◆ WHAT IS BEING ASKED
Copy out all lines that hold "Total".

◆ Figure data in JSON
↓

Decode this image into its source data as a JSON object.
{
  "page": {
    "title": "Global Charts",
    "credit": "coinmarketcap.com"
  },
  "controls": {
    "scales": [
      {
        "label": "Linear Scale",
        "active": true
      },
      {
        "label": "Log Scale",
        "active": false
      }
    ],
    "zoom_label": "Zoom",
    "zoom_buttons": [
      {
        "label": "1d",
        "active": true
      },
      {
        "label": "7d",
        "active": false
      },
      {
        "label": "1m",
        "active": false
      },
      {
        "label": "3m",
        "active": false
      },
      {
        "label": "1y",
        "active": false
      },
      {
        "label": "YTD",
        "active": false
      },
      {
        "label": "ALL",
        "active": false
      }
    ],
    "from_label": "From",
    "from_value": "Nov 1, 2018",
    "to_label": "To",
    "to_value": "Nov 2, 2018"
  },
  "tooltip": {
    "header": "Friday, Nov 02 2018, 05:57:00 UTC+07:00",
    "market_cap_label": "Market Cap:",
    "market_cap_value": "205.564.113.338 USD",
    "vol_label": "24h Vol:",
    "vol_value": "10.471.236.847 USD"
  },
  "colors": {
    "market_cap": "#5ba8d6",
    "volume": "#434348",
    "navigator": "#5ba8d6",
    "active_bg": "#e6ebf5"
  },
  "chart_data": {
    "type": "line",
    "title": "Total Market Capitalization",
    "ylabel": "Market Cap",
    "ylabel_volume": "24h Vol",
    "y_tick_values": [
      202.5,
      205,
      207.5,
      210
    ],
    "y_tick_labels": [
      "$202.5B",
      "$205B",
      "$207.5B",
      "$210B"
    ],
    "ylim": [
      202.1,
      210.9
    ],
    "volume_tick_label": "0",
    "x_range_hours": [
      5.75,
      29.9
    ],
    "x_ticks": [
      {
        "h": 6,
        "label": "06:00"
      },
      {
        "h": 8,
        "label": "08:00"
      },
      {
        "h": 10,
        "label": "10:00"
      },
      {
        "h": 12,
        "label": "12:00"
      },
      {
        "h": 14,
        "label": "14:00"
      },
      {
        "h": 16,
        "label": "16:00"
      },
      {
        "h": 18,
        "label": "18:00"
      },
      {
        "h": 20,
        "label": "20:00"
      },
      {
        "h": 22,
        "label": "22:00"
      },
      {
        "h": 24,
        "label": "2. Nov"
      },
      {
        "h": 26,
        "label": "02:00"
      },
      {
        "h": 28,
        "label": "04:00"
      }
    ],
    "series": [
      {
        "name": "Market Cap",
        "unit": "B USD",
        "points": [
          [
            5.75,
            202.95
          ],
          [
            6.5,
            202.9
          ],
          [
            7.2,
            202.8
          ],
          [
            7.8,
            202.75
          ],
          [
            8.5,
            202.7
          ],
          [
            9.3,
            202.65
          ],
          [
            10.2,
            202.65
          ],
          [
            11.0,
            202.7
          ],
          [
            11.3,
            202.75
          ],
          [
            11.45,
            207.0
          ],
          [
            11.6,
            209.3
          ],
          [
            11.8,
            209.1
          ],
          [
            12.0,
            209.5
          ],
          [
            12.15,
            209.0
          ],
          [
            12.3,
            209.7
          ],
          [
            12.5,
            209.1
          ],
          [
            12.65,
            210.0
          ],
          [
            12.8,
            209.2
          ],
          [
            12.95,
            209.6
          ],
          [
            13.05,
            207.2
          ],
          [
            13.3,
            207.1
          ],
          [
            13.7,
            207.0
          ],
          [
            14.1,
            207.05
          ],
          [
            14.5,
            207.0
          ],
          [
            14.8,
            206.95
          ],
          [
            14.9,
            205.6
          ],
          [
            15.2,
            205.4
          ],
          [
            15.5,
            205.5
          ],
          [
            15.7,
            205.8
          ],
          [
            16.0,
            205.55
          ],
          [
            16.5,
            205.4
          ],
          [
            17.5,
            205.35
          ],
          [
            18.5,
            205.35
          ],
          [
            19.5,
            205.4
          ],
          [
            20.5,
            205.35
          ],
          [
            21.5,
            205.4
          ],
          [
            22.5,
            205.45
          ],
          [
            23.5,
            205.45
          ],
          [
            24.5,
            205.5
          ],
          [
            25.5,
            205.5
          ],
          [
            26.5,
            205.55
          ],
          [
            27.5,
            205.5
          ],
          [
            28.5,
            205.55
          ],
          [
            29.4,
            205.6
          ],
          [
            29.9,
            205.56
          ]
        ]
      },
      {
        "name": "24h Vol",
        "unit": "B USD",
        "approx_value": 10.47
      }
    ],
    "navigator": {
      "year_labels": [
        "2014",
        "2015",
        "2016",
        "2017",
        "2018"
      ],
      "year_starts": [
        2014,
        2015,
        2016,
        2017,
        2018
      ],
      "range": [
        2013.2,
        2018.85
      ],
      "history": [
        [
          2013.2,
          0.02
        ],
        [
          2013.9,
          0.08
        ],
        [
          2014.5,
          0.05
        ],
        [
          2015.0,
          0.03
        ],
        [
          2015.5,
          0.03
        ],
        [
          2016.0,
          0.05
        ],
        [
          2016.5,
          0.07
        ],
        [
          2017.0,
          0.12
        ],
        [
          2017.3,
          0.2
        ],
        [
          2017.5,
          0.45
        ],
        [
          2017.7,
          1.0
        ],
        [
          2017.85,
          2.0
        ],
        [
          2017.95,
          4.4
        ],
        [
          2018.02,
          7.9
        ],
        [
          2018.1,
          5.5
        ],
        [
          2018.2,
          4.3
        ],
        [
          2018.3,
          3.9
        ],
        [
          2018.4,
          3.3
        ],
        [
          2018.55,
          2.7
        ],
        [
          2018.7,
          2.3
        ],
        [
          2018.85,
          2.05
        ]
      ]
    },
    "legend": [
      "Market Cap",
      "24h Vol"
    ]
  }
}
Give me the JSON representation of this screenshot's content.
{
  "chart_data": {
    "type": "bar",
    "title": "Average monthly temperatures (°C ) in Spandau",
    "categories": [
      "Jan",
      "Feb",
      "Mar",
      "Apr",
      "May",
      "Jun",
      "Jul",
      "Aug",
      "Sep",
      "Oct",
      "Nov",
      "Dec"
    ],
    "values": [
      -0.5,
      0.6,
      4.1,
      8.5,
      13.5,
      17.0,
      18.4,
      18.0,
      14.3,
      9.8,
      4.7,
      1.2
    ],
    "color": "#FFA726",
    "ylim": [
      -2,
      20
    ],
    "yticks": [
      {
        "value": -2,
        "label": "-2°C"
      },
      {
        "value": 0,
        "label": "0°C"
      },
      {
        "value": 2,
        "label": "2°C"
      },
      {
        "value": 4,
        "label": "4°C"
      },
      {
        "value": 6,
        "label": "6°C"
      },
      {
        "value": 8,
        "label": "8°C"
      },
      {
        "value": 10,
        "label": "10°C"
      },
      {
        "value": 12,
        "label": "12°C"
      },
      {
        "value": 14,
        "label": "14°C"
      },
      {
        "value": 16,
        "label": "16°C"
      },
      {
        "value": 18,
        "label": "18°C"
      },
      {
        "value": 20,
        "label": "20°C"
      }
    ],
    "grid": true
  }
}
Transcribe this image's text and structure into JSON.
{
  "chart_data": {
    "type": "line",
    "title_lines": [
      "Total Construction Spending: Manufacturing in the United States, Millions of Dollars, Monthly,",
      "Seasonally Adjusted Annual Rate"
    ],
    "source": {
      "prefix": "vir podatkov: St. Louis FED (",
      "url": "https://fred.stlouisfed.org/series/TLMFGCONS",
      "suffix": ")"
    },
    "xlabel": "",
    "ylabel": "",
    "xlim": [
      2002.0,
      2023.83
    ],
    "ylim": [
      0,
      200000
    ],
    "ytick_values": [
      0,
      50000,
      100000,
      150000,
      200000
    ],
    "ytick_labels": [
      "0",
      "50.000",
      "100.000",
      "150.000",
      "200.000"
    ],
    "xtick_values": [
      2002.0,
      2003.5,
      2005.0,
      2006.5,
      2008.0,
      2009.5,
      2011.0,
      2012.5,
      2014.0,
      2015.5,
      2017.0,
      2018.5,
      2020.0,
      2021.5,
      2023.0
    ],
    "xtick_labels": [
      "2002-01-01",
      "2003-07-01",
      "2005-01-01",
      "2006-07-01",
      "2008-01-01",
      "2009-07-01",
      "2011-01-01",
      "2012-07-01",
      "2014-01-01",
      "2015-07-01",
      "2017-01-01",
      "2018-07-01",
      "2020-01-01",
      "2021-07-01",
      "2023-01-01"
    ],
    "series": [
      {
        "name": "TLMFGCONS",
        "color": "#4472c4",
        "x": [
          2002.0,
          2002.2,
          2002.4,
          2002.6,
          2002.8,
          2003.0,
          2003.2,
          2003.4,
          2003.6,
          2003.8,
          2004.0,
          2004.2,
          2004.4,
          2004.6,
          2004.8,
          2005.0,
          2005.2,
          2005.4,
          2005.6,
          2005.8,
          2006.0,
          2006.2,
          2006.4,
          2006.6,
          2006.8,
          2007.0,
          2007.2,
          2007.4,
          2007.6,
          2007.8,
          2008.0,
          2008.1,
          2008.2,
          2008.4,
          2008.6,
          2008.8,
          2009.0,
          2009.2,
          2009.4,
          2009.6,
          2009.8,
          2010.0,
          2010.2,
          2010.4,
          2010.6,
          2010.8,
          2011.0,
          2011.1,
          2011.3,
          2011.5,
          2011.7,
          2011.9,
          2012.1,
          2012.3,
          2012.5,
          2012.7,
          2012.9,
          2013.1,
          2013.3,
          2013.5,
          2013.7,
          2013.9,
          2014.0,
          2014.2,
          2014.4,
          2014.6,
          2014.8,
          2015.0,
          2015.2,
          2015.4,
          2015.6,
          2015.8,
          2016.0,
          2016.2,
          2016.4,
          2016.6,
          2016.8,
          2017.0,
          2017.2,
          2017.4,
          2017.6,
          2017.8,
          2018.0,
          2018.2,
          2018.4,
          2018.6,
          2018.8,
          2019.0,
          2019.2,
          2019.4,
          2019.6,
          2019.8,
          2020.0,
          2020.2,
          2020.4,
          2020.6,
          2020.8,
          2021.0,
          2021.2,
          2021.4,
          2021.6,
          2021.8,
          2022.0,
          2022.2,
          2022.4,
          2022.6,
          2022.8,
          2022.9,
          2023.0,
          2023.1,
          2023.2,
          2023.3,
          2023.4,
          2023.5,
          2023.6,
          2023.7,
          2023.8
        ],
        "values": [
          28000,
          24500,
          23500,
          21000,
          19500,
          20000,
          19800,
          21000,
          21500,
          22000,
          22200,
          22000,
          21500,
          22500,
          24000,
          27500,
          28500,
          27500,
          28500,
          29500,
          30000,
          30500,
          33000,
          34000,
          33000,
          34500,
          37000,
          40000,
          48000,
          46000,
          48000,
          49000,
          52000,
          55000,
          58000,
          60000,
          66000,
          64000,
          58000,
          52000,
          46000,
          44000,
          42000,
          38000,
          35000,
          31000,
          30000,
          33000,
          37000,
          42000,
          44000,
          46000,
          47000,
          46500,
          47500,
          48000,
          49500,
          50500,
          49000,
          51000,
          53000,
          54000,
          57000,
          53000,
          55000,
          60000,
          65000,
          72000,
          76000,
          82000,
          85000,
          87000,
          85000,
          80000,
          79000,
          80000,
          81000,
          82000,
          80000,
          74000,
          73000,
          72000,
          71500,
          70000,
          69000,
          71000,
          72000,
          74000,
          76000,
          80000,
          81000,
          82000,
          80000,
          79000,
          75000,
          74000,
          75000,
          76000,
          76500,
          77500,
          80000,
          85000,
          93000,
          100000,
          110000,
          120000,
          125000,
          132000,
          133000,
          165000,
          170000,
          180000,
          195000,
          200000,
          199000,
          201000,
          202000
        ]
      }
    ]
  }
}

↑

◆ FINAL ANSWER
    "title": "Total Market Capitalization",
      "Total Construction Spending: Manufacturing in the United States, Millions of Dollars, Monthly,",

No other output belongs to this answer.